◆ JOB: Send back the records in full, character for character.

*-*-*

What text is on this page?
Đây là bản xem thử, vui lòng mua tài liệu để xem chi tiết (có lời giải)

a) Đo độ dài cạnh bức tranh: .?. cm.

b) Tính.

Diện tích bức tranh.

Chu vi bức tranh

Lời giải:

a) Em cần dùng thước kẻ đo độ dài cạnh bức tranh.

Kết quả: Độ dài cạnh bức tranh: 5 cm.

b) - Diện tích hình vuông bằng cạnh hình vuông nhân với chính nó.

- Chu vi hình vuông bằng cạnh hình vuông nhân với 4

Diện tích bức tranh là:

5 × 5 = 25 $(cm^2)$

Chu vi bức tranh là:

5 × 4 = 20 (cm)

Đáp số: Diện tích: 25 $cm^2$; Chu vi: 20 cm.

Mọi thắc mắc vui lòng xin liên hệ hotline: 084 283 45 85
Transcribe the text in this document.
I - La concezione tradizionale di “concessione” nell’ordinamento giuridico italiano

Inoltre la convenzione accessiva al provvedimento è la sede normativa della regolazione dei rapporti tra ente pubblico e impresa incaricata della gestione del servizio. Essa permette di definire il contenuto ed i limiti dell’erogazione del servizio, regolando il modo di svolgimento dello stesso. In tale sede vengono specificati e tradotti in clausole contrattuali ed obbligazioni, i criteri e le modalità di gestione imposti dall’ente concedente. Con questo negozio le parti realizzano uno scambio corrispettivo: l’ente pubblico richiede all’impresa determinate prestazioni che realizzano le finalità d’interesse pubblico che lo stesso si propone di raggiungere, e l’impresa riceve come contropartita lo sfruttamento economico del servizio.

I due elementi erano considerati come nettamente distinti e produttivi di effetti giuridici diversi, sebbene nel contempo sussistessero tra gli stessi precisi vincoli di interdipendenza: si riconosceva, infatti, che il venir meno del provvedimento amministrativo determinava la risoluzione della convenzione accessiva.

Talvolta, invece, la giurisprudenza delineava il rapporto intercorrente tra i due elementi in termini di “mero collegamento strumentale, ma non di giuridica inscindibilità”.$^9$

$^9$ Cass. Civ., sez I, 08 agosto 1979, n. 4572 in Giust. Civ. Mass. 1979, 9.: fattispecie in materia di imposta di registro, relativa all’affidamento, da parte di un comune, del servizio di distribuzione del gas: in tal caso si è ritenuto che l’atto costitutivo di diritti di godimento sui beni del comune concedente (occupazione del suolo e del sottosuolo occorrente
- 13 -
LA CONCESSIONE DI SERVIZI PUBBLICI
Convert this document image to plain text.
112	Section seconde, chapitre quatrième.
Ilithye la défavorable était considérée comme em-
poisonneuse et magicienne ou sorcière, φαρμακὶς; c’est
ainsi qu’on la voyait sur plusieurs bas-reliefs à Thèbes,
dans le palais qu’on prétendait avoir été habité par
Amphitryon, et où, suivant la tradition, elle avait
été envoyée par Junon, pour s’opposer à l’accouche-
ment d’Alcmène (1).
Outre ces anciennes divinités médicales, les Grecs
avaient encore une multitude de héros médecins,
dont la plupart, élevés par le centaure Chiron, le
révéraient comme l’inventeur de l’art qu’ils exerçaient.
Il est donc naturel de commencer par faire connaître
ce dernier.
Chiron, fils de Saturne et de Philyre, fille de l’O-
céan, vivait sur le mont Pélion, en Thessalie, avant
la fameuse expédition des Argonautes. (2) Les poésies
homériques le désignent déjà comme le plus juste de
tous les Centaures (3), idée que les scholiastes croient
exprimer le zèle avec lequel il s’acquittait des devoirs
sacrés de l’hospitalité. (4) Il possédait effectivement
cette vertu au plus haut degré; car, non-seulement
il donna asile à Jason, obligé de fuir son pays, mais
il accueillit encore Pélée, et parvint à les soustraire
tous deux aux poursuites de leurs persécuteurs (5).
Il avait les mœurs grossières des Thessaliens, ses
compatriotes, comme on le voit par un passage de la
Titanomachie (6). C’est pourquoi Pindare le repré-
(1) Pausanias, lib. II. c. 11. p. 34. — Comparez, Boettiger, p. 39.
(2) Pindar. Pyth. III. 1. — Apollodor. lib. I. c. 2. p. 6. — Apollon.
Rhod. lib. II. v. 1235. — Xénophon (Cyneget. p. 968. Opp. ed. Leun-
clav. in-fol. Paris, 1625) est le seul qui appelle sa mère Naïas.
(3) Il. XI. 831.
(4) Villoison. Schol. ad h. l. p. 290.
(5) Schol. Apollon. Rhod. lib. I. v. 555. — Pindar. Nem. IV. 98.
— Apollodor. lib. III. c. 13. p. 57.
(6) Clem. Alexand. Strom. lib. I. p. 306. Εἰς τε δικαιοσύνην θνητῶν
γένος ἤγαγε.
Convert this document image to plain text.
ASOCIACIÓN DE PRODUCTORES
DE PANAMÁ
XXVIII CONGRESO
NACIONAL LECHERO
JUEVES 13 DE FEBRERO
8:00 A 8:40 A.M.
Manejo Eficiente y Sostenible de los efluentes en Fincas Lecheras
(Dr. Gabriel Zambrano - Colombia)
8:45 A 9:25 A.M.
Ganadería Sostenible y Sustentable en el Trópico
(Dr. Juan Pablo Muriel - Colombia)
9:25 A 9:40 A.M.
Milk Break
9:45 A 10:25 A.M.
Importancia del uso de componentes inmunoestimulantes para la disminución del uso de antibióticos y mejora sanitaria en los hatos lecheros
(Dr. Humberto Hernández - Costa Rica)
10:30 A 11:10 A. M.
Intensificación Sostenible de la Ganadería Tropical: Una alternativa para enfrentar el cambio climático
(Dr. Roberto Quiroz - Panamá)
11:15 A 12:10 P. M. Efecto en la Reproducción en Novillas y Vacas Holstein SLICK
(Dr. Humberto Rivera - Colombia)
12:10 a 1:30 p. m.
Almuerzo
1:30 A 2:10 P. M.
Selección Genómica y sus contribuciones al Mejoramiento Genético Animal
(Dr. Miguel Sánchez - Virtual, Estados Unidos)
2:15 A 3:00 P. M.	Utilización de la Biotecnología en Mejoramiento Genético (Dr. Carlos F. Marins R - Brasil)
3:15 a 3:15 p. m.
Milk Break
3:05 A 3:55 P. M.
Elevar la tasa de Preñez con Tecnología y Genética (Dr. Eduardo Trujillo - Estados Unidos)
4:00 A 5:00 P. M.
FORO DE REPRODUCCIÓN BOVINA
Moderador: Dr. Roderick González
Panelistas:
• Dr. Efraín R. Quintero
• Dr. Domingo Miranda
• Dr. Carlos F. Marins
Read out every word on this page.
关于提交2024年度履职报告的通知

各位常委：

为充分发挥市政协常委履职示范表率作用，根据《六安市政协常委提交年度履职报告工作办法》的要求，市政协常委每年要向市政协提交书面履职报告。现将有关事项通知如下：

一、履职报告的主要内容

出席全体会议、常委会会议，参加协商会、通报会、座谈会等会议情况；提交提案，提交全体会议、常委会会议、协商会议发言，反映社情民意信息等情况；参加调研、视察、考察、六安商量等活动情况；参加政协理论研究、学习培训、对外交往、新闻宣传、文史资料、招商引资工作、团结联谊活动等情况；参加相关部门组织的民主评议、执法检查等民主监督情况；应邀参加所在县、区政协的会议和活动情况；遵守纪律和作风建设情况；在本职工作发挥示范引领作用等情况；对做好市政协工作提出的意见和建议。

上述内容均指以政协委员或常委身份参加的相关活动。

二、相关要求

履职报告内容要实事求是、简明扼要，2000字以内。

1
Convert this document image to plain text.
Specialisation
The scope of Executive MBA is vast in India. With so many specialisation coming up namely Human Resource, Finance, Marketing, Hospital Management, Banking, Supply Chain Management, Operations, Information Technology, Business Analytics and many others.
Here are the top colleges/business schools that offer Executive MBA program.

*-*-*

◆ EXERCISE SOLUTION:
What text is on this page?
Đây là bản xem thử, vui lòng mua tài liệu để xem chi tiết (có lời giải)

a) Đo độ dài cạnh bức tranh: .?. cm.

b) Tính.

Diện tích bức tranh.

Chu vi bức tranh

Lời giải:

a) Em cần dùng thước kẻ đo độ dài cạnh bức tranh.

Kết quả: Độ dài cạnh bức tranh: 5 cm.

b) - Diện tích hình vuông bằng cạnh hình vuông nhân với chính nó.

- Chu vi hình vuông bằng cạnh hình vuông nhân với 4

Diện tích bức tranh là:

5 × 5 = 25 $(cm^2)$

Chu vi bức tranh là:

5 × 4 = 20 (cm)

Đáp số: Diện tích: 25 $cm^2$; Chu vi: 20 cm.

Mọi thắc mắc vui lòng xin liên hệ hotline: 084 283 45 85
Transcribe the text in this document.
I - La concezione tradizionale di “concessione” nell’ordinamento giuridico italiano

Inoltre la convenzione accessiva al provvedimento è la sede normativa della regolazione dei rapporti tra ente pubblico e impresa incaricata della gestione del servizio. Essa permette di definire il contenuto ed i limiti dell’erogazione del servizio, regolando il modo di svolgimento dello stesso. In tale sede vengono specificati e tradotti in clausole contrattuali ed obbligazioni, i criteri e le modalità di gestione imposti dall’ente concedente. Con questo negozio le parti realizzano uno scambio corrispettivo: l’ente pubblico richiede all’impresa determinate prestazioni che realizzano le finalità d’interesse pubblico che lo stesso si propone di raggiungere, e l’impresa riceve come contropartita lo sfruttamento economico del servizio.

I due elementi erano considerati come nettamente distinti e produttivi di effetti giuridici diversi, sebbene nel contempo sussistessero tra gli stessi precisi vincoli di interdipendenza: si riconosceva, infatti, che il venir meno del provvedimento amministrativo determinava la risoluzione della convenzione accessiva.

Talvolta, invece, la giurisprudenza delineava il rapporto intercorrente tra i due elementi in termini di “mero collegamento strumentale, ma non di giuridica inscindibilità”.$^9$

$^9$ Cass. Civ., sez I, 08 agosto 1979, n. 4572 in Giust. Civ. Mass. 1979, 9.: fattispecie in materia di imposta di registro, relativa all’affidamento, da parte di un comune, del servizio di distribuzione del gas: in tal caso si è ritenuto che l’atto costitutivo di diritti di godimento sui beni del comune concedente (occupazione del suolo e del sottosuolo occorrente
- 13 -
LA CONCESSIONE DI SERVIZI PUBBLICI
Convert this document image to plain text.
112	Section seconde, chapitre quatrième.
Ilithye la défavorable était considérée comme em-
poisonneuse et magicienne ou sorcière, φαρμακὶς; c’est
ainsi qu’on la voyait sur plusieurs bas-reliefs à Thèbes,
dans le palais qu’on prétendait avoir été habité par
Amphitryon, et où, suivant la tradition, elle avait
été envoyée par Junon, pour s’opposer à l’accouche-
ment d’Alcmène (1).
Outre ces anciennes divinités médicales, les Grecs
avaient encore une multitude de héros médecins,
dont la plupart, élevés par le centaure Chiron, le
révéraient comme l’inventeur de l’art qu’ils exerçaient.
Il est donc naturel de commencer par faire connaître
ce dernier.
Chiron, fils de Saturne et de Philyre, fille de l’O-
céan, vivait sur le mont Pélion, en Thessalie, avant
la fameuse expédition des Argonautes. (2) Les poésies
homériques le désignent déjà comme le plus juste de
tous les Centaures (3), idée que les scholiastes croient
exprimer le zèle avec lequel il s’acquittait des devoirs
sacrés de l’hospitalité. (4) Il possédait effectivement
cette vertu au plus haut degré; car, non-seulement
il donna asile à Jason, obligé de fuir son pays, mais
il accueillit encore Pélée, et parvint à les soustraire
tous deux aux poursuites de leurs persécuteurs (5).
Il avait les mœurs grossières des Thessaliens, ses
compatriotes, comme on le voit par un passage de la
Titanomachie (6). C’est pourquoi Pindare le repré-
(1) Pausanias, lib. II. c. 11. p. 34. — Comparez, Boettiger, p. 39.
(2) Pindar. Pyth. III. 1. — Apollodor. lib. I. c. 2. p. 6. — Apollon.
Rhod. lib. II. v. 1235. — Xénophon (Cyneget. p. 968. Opp. ed. Leun-
clav. in-fol. Paris, 1625) est le seul qui appelle sa mère Naïas.
(3) Il. XI. 831.
(4) Villoison. Schol. ad h. l. p. 290.
(5) Schol. Apollon. Rhod. lib. I. v. 555. — Pindar. Nem. IV. 98.
— Apollodor. lib. III. c. 13. p. 57.
(6) Clem. Alexand. Strom. lib. I. p. 306. Εἰς τε δικαιοσύνην θνητῶν
γένος ἤγαγε.
Convert this document image to plain text.
ASOCIACIÓN DE PRODUCTORES
DE PANAMÁ
XXVIII CONGRESO
NACIONAL LECHERO
JUEVES 13 DE FEBRERO
8:00 A 8:40 A.M.
Manejo Eficiente y Sostenible de los efluentes en Fincas Lecheras
(Dr. Gabriel Zambrano - Colombia)
8:45 A 9:25 A.M.
Ganadería Sostenible y Sustentable en el Trópico
(Dr. Juan Pablo Muriel - Colombia)
9:25 A 9:40 A.M.
Milk Break
9:45 A 10:25 A.M.
Importancia del uso de componentes inmunoestimulantes para la disminución del uso de antibióticos y mejora sanitaria en los hatos lecheros
(Dr. Humberto Hernández - Costa Rica)
10:30 A 11:10 A. M.
Intensificación Sostenible de la Ganadería Tropical: Una alternativa para enfrentar el cambio climático
(Dr. Roberto Quiroz - Panamá)
11:15 A 12:10 P. M. Efecto en la Reproducción en Novillas y Vacas Holstein SLICK
(Dr. Humberto Rivera - Colombia)
12:10 a 1:30 p. m.
Almuerzo
1:30 A 2:10 P. M.
Selección Genómica y sus contribuciones al Mejoramiento Genético Animal
(Dr. Miguel Sánchez - Virtual, Estados Unidos)
2:15 A 3:00 P. M.	Utilización de la Biotecnología en Mejoramiento Genético (Dr. Carlos F. Marins R - Brasil)
3:15 a 3:15 p. m.
Milk Break
3:05 A 3:55 P. M.
Elevar la tasa de Preñez con Tecnología y Genética (Dr. Eduardo Trujillo - Estados Unidos)
4:00 A 5:00 P. M.
FORO DE REPRODUCCIÓN BOVINA
Moderador: Dr. Roderick González
Panelistas:
• Dr. Efraín R. Quintero
• Dr. Domingo Miranda
• Dr. Carlos F. Marins
Read out every word on this page.
关于提交2024年度履职报告的通知

各位常委：

为充分发挥市政协常委履职示范表率作用，根据《六安市政协常委提交年度履职报告工作办法》的要求，市政协常委每年要向市政协提交书面履职报告。现将有关事项通知如下：

一、履职报告的主要内容

出席全体会议、常委会会议，参加协商会、通报会、座谈会等会议情况；提交提案，提交全体会议、常委会会议、协商会议发言，反映社情民意信息等情况；参加调研、视察、考察、六安商量等活动情况；参加政协理论研究、学习培训、对外交往、新闻宣传、文史资料、招商引资工作、团结联谊活动等情况；参加相关部门组织的民主评议、执法检查等民主监督情况；应邀参加所在县、区政协的会议和活动情况；遵守纪律和作风建设情况；在本职工作发挥示范引领作用等情况；对做好市政协工作提出的意见和建议。

上述内容均指以政协委员或常委身份参加的相关活动。

二、相关要求

履职报告内容要实事求是、简明扼要，2000字以内。

1
Convert this document image to plain text.
Specialisation
The scope of Executive MBA is vast in India. With so many specialisation coming up namely Human Resource, Finance, Marketing, Hospital Management, Banking, Supply Chain Management, Operations, Information Technology, Business Analytics and many others.
Here are the top colleges/business schools that offer Executive MBA program.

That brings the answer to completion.